>> begin Text shown

Monday, September 04, 2006

The "Mid-Year" Top Ten, #10 - #6

MOVIES.

Alright Ladies and Gentlemen, it's that time again. August is over, we're into the last four months of the year, and now (at long last), the marketing-driven enigma that is Hollywood will start that slow-ebb building to a dam-burst of quality film releases that will push its way through limited releases from now until the true end of the movie year - the 2007 Oscars. So what, you say? So it's time to put together a modest Best Of - the greatest of all Lists - for the year thus far, of course. But aren't the best movies of each year held back until the Fall? For the most part, you know it! And doesn't that mean the pickings are slim? You bet! But every year, you can count on a handful of films - small indies, odd little studio experiments, and occassionally that rarest of rare species, the good summer blockbuster - to be found amidst the endless schlock horror flicks and THX-fueled action spectaculars (such an odd term, don't you agree?) of the first eight months of the year. So without further ado, here are my picks for the best ten flicks this year released between January 1, 2006 and the up-to-the-minute present. Interested?

10. CLERKS II (dir. Kevin Smith)

>> end Text shown
>> begin Extracted records

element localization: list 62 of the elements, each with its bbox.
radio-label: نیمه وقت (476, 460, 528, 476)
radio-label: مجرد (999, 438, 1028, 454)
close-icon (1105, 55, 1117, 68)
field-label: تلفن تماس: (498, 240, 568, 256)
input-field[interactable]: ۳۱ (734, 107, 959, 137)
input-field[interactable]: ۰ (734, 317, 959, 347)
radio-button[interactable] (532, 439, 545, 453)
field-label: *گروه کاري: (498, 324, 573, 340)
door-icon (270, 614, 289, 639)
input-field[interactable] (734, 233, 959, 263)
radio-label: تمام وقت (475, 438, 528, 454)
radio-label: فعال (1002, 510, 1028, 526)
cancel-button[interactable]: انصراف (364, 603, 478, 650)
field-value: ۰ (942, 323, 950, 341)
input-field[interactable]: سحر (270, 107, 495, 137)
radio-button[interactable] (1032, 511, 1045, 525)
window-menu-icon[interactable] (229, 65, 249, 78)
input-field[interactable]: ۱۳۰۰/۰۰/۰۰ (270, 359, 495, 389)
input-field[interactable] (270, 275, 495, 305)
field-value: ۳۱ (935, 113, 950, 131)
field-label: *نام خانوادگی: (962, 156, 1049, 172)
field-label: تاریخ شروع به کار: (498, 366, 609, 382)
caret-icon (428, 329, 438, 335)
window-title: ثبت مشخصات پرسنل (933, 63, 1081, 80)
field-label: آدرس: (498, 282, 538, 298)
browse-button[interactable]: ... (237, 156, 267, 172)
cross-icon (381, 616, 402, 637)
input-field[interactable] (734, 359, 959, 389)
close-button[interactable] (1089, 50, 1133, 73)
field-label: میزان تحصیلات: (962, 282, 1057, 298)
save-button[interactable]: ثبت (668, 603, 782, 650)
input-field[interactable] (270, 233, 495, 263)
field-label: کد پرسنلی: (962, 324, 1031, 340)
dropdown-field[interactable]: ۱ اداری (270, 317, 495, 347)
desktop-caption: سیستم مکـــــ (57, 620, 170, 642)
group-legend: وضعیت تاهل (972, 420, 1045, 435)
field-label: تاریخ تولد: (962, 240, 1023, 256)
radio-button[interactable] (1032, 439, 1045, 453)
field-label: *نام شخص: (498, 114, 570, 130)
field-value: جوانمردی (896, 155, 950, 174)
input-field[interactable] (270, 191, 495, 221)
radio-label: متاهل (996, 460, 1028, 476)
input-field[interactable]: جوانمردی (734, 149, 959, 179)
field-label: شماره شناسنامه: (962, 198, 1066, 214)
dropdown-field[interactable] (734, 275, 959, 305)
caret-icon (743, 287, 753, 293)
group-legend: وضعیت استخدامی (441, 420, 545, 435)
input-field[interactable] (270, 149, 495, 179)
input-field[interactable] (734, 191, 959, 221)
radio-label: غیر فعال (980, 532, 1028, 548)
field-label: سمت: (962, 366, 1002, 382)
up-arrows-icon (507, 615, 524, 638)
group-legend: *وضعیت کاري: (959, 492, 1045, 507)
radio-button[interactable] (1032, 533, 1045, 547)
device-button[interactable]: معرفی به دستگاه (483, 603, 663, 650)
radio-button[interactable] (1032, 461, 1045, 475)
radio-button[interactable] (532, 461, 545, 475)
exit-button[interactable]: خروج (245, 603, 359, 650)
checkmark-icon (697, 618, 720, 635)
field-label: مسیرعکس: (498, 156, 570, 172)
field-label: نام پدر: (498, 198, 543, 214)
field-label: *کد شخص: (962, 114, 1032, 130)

>> end Extracted records

→ The request: In the mid-year top ten movie post above, condense the paragraph beginning "Alright Ladies and Gentlemen" into a short bulleted list that keeps its main facts.

→ Response to the task:
- August is over, and four months remain in the year.
- Hollywood will now build toward a wave of quality films, many in limited release, leading up to the 2007 Oscars.
- That makes it time for a modest Best Of list covering the year so far.
- The best movies are mostly held back until the fall, so the choices are slim.
- Still, each year a handful of good films turn up among the horror and action releases of the first eight months: small indies, odd studio experiments, and sometimes a good summer blockbuster.
- The list picks the ten best films released between January 1, 2006 and the present.